Written task>
Every line that holds the string "ylabel" is to be identified and copied.

Material provided>
++++++++
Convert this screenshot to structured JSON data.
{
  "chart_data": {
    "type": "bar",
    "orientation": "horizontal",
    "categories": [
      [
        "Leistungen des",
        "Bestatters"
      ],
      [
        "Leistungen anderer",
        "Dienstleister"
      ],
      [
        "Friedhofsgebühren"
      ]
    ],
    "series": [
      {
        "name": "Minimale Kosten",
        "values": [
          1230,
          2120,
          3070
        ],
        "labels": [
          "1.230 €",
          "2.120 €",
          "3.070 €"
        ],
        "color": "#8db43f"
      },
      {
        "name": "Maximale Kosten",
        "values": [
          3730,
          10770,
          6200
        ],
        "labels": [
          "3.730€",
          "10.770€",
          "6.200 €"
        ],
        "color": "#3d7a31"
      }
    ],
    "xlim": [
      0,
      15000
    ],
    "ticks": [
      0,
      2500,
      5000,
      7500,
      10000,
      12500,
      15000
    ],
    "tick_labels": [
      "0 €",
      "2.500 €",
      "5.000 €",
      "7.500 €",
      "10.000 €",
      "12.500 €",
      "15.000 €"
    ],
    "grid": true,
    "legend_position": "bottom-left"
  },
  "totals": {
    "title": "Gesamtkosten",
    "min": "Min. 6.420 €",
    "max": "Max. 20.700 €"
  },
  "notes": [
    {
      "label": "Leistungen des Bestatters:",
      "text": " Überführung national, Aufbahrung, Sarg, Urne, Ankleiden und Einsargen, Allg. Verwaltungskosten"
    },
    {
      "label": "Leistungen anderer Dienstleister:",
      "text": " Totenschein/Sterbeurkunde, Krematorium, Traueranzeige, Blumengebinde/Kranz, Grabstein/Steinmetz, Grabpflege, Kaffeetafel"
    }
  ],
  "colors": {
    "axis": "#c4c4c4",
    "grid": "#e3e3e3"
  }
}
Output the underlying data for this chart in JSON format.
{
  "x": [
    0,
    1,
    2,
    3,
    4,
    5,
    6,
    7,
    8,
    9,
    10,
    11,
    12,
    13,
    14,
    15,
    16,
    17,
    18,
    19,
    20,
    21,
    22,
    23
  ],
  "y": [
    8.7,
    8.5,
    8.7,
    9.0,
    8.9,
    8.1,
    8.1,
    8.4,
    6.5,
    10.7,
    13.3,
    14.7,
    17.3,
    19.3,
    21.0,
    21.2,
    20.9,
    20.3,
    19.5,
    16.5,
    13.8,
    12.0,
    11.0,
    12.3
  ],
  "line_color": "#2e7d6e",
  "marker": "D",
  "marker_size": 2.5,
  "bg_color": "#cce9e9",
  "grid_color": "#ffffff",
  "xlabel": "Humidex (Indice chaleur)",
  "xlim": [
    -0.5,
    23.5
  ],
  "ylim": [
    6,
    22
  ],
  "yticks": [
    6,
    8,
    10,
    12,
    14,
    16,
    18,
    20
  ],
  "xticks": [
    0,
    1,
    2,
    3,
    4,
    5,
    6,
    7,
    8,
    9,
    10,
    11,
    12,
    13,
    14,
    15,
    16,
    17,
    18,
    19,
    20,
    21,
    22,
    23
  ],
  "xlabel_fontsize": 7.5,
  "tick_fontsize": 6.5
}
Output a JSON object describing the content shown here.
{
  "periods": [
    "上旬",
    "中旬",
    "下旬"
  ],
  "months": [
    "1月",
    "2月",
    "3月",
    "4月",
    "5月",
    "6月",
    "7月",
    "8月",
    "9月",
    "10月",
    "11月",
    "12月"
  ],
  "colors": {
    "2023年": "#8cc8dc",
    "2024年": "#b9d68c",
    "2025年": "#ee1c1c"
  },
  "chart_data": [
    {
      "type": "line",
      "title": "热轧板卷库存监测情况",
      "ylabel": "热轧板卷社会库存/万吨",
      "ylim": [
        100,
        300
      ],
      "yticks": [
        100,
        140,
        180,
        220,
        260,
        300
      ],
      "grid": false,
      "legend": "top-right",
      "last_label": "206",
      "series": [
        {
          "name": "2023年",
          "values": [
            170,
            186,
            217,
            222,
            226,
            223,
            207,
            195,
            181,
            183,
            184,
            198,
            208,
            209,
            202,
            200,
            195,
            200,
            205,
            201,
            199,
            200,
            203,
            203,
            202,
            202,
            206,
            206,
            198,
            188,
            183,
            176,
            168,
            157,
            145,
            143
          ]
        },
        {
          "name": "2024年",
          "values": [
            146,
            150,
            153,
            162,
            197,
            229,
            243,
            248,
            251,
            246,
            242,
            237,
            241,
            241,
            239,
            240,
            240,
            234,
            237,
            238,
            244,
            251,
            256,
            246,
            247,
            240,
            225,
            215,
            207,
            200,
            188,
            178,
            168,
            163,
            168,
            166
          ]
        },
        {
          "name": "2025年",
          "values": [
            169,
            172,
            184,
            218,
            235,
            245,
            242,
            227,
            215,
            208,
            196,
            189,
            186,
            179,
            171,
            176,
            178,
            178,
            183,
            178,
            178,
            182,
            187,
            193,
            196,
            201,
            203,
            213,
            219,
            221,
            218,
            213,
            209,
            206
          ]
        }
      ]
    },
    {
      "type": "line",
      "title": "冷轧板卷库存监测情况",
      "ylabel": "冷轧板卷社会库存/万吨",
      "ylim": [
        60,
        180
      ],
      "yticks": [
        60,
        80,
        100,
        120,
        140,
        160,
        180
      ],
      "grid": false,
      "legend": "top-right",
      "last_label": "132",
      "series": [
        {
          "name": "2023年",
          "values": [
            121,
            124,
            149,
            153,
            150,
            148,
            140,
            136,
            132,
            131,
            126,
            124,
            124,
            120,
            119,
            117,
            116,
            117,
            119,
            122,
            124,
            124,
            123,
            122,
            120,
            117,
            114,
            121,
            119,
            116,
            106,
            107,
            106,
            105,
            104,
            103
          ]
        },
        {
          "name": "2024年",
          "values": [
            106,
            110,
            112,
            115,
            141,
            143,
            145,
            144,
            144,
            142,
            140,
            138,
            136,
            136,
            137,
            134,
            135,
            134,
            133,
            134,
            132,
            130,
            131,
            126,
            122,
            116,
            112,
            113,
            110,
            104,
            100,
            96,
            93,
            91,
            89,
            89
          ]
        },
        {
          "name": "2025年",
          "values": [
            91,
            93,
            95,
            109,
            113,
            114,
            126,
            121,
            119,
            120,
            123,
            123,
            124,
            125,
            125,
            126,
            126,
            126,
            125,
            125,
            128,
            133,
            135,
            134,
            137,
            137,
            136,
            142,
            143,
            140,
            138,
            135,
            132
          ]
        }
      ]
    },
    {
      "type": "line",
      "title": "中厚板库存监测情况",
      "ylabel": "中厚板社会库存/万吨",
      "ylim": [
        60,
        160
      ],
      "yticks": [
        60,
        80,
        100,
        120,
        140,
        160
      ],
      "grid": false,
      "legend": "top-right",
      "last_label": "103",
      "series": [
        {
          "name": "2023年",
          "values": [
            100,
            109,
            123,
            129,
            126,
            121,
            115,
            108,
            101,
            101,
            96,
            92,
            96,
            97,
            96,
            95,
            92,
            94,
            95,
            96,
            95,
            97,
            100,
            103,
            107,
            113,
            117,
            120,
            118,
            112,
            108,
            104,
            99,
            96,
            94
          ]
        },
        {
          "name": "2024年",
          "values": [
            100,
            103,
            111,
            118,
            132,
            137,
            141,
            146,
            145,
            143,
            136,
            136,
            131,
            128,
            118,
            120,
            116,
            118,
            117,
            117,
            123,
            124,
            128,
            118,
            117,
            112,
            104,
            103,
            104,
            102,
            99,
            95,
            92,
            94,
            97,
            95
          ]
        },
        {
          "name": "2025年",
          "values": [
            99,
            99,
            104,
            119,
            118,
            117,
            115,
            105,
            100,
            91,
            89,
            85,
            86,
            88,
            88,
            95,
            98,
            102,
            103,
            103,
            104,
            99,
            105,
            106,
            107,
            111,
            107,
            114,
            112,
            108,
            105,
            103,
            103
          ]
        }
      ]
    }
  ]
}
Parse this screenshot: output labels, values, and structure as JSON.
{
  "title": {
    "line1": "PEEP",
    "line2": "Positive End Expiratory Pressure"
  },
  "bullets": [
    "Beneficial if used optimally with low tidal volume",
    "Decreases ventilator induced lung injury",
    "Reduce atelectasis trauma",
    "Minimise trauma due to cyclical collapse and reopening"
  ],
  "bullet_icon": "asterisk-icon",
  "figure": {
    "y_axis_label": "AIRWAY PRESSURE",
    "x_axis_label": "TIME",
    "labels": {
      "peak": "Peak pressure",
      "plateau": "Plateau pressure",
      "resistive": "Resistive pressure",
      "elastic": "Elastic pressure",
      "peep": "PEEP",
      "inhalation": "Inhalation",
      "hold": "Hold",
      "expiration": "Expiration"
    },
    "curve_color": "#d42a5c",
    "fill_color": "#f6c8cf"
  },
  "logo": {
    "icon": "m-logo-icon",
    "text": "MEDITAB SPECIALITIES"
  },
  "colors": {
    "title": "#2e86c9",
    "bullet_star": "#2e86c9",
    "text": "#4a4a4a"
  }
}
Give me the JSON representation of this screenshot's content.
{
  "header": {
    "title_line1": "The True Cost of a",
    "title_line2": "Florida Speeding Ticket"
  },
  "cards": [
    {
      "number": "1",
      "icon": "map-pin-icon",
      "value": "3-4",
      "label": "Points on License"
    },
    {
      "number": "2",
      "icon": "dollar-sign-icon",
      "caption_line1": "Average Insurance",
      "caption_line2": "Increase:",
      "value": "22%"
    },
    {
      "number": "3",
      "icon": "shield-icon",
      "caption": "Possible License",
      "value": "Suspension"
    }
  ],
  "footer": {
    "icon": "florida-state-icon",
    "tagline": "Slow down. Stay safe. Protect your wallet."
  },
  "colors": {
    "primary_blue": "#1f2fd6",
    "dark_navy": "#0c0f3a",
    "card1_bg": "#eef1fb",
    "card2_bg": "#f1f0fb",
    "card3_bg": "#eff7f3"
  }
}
++++++++
Task result>
      "ylabel": "热轧板卷社会库存/万吨",
      "ylabel": "冷轧板卷社会库存/万吨",
      "ylabel": "中厚板社会库存/万吨",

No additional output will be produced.